### EXERCISE 1
In the passage on tacrolimus and sirolimus in rats, rewrite the paragraph beginning "In conclusion, we have confirmed" as a brief bulleted list that keeps its main facts.
### EXERCISE 2
In the passage on tacrolimus and sirolimus in rats, what was the weight range of the rats used?
### EXERCISE 3
Write the next part of the passage on tacrolimus and sirolimus in rats, beginning after its final sentence.

### SUPPLIED PASSAGE

Segment Open

Calcineurin inhibitor-associated PTDM has been suggested to impair insulin secretion [24]. Animal models of calcineurin inhibitor treatment showed decreased glucokinase activity and reduced insulin gene expression, with resultant decrease in insulin secretion [25–27]. One potential mechanism for tacrolimus inhibition of insulin secretion is through inhibition of PKC-mediated (Ca2+-dependent and independent) and Ca2+-independent GTP signaling pathways [28]. Tacrolimus may also have direct toxic effects on islets as suggested in pancreas transplant recipients [23].The mechanism for sirolimus effects is less clear, but sirolimus has antiproliferative effects on multiple cell types, including pancreatic ductal cells and endothelial cells in vitro [16]. In our studies, the combination of TAC and SIR, in particular, significantly increased islet apoptosis. After immunosuppression was stopped, all effects resolved, including hyperglycemia, decreased pancreatic insulin content, and apoptosis, and insulin sensitivity was even greater than controls. These results strongly suggest that the effects of short-term TAC and SIR treatment are reversible.
In conclusion, we have confirmed that tacrolimus, and sirolimus, alone and in combination, cause hyperglycemia in previously normal adult rats. The mechanism involved insulin resistance in SIR-treated animals, as it was accompanied by hyperinsulinemia and increased HOMA-IR, and decreased insulin secretion with tacrolimus treatment, and accelerated islet apoptosis after combination therapy. However, 4 weeks after treatment was stopped, all effects, including changes observed in the islets themselves, were reversed. Whether longer term treatment could lead to changes that are no longer reversible is as yet unknown.
Materials and methods
Animal care
The protocol was approved by the Research and Development Committee of the Omaha Veterans Affairs Medical Center. Adult, male Sprague–Dawley rats (150–200 g) were kept under 12 h dark and light periods and fed standard lab chow except prior to fasting samples (2 and 6 weeks) when food but not water was removed for 12 h.

Segment Closed

### GIVEN RECORDS
Segment Open

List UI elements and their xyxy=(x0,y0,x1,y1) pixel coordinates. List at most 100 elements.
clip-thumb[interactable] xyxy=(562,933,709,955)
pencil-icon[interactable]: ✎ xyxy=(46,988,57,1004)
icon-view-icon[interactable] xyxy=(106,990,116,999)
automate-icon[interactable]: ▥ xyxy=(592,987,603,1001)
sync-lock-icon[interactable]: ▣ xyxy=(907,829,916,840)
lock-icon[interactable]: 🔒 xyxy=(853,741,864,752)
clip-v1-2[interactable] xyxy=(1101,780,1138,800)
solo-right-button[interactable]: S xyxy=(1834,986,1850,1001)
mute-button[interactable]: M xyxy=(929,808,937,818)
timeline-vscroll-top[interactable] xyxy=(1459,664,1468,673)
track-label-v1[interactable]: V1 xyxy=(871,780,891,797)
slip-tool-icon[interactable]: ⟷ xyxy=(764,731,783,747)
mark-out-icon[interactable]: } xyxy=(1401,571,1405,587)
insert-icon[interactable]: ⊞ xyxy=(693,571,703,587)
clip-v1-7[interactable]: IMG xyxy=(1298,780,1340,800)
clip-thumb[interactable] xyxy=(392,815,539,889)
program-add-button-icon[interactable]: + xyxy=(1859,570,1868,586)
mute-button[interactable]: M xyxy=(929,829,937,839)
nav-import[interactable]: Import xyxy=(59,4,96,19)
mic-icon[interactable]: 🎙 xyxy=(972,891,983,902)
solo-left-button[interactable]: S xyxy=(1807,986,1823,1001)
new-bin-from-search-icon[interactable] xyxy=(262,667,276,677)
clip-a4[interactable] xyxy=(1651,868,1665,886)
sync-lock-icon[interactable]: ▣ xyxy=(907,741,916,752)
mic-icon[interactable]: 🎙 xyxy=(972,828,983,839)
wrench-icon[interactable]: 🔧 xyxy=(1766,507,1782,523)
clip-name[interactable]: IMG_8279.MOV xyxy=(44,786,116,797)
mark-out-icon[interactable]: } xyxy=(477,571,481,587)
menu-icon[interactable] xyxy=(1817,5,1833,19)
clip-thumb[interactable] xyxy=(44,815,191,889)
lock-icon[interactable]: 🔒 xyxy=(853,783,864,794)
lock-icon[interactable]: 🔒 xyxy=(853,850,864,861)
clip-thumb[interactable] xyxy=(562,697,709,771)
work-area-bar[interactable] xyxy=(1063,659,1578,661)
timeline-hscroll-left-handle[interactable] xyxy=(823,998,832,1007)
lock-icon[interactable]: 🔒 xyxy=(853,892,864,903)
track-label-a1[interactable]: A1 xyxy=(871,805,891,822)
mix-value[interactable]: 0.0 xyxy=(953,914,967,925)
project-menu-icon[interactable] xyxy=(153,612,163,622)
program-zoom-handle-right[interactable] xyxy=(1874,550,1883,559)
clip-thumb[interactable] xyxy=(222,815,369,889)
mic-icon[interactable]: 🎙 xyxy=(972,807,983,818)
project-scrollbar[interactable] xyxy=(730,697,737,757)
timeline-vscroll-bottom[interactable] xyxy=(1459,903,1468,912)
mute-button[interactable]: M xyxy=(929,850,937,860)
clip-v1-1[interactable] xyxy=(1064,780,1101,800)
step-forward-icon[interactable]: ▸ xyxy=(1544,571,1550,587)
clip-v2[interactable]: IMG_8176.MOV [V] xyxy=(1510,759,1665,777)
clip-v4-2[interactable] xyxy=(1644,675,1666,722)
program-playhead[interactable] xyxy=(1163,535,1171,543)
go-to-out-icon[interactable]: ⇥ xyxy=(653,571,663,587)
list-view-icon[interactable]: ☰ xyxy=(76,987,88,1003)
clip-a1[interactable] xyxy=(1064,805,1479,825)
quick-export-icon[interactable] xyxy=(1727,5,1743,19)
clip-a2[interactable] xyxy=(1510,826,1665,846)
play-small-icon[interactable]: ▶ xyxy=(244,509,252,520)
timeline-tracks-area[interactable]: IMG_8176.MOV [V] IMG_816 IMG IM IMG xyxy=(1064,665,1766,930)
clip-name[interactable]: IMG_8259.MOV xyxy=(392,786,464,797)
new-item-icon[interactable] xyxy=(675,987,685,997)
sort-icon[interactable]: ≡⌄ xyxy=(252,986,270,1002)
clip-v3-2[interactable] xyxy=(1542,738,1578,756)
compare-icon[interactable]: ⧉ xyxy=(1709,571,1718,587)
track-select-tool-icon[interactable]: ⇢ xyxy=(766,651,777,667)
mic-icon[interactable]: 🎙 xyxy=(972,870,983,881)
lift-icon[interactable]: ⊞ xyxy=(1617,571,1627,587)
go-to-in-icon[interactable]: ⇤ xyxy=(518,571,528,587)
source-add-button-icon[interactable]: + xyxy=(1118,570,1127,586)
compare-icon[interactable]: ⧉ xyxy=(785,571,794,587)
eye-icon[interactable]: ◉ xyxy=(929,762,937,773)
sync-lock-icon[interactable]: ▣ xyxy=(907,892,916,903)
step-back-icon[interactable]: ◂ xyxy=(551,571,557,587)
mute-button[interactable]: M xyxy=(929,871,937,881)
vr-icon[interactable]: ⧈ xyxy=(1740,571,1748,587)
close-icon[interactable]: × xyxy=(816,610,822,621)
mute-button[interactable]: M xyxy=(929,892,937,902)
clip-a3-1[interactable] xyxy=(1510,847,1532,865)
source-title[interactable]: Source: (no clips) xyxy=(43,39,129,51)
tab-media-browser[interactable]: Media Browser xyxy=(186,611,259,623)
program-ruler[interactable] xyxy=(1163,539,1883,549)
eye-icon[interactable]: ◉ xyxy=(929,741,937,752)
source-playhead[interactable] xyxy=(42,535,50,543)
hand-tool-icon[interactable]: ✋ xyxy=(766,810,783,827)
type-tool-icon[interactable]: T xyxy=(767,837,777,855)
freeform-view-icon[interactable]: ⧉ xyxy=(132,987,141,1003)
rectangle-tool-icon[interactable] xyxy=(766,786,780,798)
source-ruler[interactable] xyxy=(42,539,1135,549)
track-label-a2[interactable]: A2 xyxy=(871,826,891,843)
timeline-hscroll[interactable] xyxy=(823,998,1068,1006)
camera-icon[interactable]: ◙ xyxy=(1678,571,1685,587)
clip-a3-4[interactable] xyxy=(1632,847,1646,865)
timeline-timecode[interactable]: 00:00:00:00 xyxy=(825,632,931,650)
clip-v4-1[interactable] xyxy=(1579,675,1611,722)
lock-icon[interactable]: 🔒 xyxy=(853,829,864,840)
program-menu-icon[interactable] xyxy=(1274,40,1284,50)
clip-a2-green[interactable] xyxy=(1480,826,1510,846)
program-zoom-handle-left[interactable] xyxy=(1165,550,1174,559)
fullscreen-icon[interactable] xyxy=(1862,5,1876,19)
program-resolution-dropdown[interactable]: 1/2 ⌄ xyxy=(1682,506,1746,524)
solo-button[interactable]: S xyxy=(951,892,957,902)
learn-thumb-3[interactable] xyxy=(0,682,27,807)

Segment Closed

### RESPONSE AREA 1
- Tacrolimus and sirolimus, alone and together, caused hyperglycemia in previously normal adult rats.
- Sirolimus-treated animals showed insulin resistance, with hyperinsulinemia and increased HOMA-IR.
- Tacrolimus treatment decreased insulin secretion.
- Combination therapy accelerated islet apoptosis.
- Four weeks after treatment stopped, all effects were reversed, including changes in the islets themselves.
- Whether longer-term treatment could cause irreversible changes is still unknown.

### RESPONSE AREA 2
150–200 g

### RESPONSE AREA 3
Experimental design
Two groups of animals (n = 5/group) were each given one of four daily treatment regimens for a total of eight groups. Two groups received daily tacrolimus and diluent (4 mg/kg/day; LC Laboratories, Woburn, MA) subcutaneously for 2 weeks. Two groups received daily sirolimus and diluent (2 mg/kg/day; LC Laboratories, Woburn, MA) subcutaneously for 2 weeks. Two groups received a daily subcutaneous injection of tacrolimus (1 mg/kg/day) and sirolimus (0.08 mg/kg/day) for 2 weeks. Finally, two groups received two injections of diluent daily (10% ethanol/sunflower oil) and served as the control (C) group. These drug doses were chosen based on our previously published studies as sub-maximal doses for causing hyperglycemia [4]. While all animals received treatment for 2 weeks, half of the groups were studied immediately after the 2 weeks treatment while the other half were kept for four more weeks, without further injections before being studied. Daily weights and random blood glucoses were measured by glucometer (Ultra®).
After 2 weeks of treatment, an oral glucose challenge was performed on one group from each treatment regimen (1 g/kg by gavage) prior to kill. Twelve hours before the glucose challenge, food but not water was removed from the animals so they would be fasting. Glucose and insulin were measured from blood taken by tail vein prior to administration of the glucose load. Blood was removed from the tail vein for glucose and insulin measurements 15, 30, 60, and 120 min after glucose load. These groups were then killed and pancreata harvested for further analysis.
The remaining groups received no further treatment for four more weeks. Daily weights and random glucoses were measured. After 4 weeks, animals were studied with an oral glucose challenge prior to kill. Subsequently pancreata were harvested for further analysis.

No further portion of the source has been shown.